PROBLEM DESCRIPTION: Write out the data below word for word, starting at its first line and ending at the line that contains "row-checkbox[interactable] <box>480 494".

Element location data:
# # # # #

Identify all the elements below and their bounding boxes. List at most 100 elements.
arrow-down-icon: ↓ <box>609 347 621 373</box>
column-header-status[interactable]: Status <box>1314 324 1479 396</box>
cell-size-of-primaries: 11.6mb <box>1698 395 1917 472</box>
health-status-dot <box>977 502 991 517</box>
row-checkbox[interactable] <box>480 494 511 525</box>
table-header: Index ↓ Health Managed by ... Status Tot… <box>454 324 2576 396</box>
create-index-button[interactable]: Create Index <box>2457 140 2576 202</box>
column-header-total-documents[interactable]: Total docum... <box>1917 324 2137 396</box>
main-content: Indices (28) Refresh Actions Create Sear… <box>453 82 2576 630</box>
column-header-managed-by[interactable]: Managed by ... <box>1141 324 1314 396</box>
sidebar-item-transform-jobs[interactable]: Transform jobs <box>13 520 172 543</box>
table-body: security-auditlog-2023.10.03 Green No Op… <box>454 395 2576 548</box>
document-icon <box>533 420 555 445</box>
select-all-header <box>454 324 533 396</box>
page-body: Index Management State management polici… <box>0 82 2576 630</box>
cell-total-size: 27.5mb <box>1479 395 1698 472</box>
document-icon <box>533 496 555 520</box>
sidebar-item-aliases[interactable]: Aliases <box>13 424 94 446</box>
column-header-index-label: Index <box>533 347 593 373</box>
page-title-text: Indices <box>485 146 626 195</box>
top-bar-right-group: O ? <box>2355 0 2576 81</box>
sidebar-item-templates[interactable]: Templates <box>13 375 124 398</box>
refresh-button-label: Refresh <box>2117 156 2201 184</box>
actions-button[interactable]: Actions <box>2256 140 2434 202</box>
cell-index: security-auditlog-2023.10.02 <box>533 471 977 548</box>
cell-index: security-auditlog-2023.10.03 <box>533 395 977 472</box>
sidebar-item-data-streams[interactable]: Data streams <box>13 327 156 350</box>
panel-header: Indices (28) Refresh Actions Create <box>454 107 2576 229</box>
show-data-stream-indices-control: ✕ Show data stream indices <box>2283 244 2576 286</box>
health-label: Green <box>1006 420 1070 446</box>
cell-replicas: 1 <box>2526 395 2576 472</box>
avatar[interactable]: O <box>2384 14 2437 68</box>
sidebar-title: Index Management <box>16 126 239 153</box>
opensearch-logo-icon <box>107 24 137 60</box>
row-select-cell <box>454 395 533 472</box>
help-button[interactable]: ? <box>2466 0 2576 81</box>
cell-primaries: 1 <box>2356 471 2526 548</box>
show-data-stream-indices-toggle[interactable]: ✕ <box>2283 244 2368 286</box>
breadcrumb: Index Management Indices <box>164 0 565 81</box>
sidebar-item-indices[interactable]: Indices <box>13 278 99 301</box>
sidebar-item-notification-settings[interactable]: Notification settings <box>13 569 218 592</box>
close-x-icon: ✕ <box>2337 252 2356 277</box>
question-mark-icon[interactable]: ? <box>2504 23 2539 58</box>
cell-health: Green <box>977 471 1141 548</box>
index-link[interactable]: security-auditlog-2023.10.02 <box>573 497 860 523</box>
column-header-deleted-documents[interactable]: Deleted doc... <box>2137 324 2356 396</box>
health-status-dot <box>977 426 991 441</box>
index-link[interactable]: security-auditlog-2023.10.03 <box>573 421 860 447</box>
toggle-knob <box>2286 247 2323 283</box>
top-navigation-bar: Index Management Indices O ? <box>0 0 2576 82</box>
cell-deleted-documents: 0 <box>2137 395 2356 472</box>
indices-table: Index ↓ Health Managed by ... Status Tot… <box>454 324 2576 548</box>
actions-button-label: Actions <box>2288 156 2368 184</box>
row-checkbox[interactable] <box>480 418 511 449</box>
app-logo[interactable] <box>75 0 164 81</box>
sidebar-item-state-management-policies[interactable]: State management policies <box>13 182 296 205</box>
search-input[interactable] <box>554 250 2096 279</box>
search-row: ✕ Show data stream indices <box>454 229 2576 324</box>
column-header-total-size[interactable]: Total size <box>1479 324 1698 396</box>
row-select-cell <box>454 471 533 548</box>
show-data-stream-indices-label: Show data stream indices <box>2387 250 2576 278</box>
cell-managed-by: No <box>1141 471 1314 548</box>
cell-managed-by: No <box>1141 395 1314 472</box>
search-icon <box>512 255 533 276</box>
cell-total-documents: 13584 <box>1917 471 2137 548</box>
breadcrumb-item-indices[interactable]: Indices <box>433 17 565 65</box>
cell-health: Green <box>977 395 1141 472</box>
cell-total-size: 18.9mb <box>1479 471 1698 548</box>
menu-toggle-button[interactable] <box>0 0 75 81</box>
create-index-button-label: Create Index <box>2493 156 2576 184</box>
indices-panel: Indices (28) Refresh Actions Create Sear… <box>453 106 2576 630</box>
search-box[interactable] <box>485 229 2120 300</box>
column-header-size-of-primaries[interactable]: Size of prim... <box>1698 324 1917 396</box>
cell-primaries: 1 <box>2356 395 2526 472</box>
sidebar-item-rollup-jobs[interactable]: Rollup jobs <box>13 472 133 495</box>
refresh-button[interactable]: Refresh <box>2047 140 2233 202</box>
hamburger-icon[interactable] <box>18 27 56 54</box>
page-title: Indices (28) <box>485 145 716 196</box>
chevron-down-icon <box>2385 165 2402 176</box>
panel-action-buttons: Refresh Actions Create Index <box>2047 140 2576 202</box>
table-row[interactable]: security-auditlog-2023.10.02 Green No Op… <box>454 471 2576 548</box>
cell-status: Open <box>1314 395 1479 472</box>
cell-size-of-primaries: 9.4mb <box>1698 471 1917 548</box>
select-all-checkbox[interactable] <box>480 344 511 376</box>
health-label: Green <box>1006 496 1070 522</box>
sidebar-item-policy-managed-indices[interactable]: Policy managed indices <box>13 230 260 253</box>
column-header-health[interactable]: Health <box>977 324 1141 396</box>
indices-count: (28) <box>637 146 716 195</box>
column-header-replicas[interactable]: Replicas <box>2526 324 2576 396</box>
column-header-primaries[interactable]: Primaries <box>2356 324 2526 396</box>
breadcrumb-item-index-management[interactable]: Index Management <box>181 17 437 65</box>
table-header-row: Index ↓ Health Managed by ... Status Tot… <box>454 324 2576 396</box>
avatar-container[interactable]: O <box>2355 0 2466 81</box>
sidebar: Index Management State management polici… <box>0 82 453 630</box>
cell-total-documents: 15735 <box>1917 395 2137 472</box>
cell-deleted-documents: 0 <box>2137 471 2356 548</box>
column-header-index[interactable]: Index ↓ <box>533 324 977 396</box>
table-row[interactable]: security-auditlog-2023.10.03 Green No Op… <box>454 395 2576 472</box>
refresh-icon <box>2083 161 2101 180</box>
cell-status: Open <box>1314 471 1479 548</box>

# # # # #

RESULT OF THIS TASK:
Identify all the elements below and their bounding boxes. List at most 100 elements.
arrow-down-icon: ↓ <box>609 347 621 373</box>
column-header-status[interactable]: Status <box>1314 324 1479 396</box>
cell-size-of-primaries: 11.6mb <box>1698 395 1917 472</box>
health-status-dot <box>977 502 991 517</box>
row-checkbox[interactable] <box>480 494 511 525</box>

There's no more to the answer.